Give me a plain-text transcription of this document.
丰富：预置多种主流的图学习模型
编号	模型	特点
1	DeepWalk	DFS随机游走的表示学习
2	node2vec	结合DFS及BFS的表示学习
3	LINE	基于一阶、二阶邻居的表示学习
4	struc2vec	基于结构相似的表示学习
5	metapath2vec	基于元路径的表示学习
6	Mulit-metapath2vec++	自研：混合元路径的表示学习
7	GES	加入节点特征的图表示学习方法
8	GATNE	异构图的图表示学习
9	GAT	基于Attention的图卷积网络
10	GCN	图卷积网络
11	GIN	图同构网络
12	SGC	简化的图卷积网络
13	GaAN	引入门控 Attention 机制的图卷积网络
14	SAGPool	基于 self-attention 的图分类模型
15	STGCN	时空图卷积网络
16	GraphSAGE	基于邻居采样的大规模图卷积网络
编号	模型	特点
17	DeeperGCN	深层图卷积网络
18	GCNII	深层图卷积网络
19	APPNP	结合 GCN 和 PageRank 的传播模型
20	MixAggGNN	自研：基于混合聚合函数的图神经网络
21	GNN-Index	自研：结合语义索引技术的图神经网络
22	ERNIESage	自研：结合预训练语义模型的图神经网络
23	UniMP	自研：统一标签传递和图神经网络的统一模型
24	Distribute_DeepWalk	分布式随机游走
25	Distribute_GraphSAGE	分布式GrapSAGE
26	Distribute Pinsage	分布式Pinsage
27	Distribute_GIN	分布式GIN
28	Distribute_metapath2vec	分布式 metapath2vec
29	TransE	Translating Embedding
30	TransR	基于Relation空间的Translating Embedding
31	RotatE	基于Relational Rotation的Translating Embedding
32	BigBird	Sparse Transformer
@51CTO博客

TASK DETAILS
State how many lines in the entries above include the word "Embedding"; reply with the number alone.

RESULT
3